TASK TO CARRY OUT —
Show all lines holding "JSON".

EXTRACTED INFORMATION —
^^^^^^^^
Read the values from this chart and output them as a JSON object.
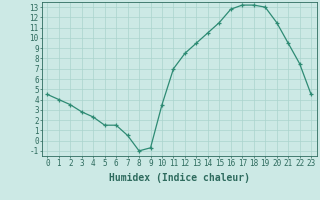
{
  "x": [
    0,
    1,
    2,
    3,
    4,
    5,
    6,
    7,
    8,
    9,
    10,
    11,
    12,
    13,
    14,
    15,
    16,
    17,
    18,
    19,
    20,
    21,
    22,
    23
  ],
  "y": [
    4.5,
    4.0,
    3.5,
    2.8,
    2.3,
    1.5,
    1.5,
    0.5,
    -1.0,
    -0.7,
    3.5,
    7.0,
    8.5,
    9.5,
    10.5,
    11.5,
    12.8,
    13.2,
    13.2,
    13.0,
    11.5,
    9.5,
    7.5,
    4.5
  ],
  "line_color": "#2e8b74",
  "marker": "+",
  "marker_size": 3,
  "line_width": 0.9,
  "bg_color": "#cce9e5",
  "grid_color": "#aad4ce",
  "xlabel": "Humidex (Indice chaleur)",
  "xlim": [
    -0.5,
    23.5
  ],
  "ylim": [
    -1.5,
    13.5
  ],
  "yticks": [
    -1,
    0,
    1,
    2,
    3,
    4,
    5,
    6,
    7,
    8,
    9,
    10,
    11,
    12,
    13
  ],
  "xticks": [
    0,
    1,
    2,
    3,
    4,
    5,
    6,
    7,
    8,
    9,
    10,
    11,
    12,
    13,
    14,
    15,
    16,
    17,
    18,
    19,
    20,
    21,
    22,
    23
  ],
  "tick_label_fontsize": 5.5,
  "xlabel_fontsize": 7,
  "tick_color": "#2e6b5e",
  "axis_color": "#2e6b5e"
}
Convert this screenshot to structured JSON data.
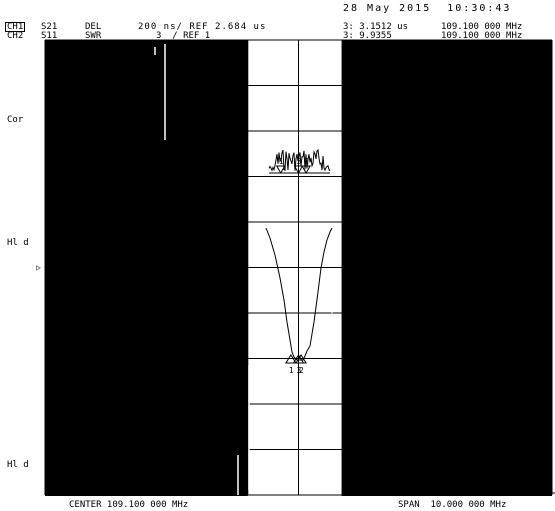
^^^^^^^^
EXERCISE OUTPUT —
Read the values from this chart and output them as a JSON object.
Convert this screenshot to structured JSON data.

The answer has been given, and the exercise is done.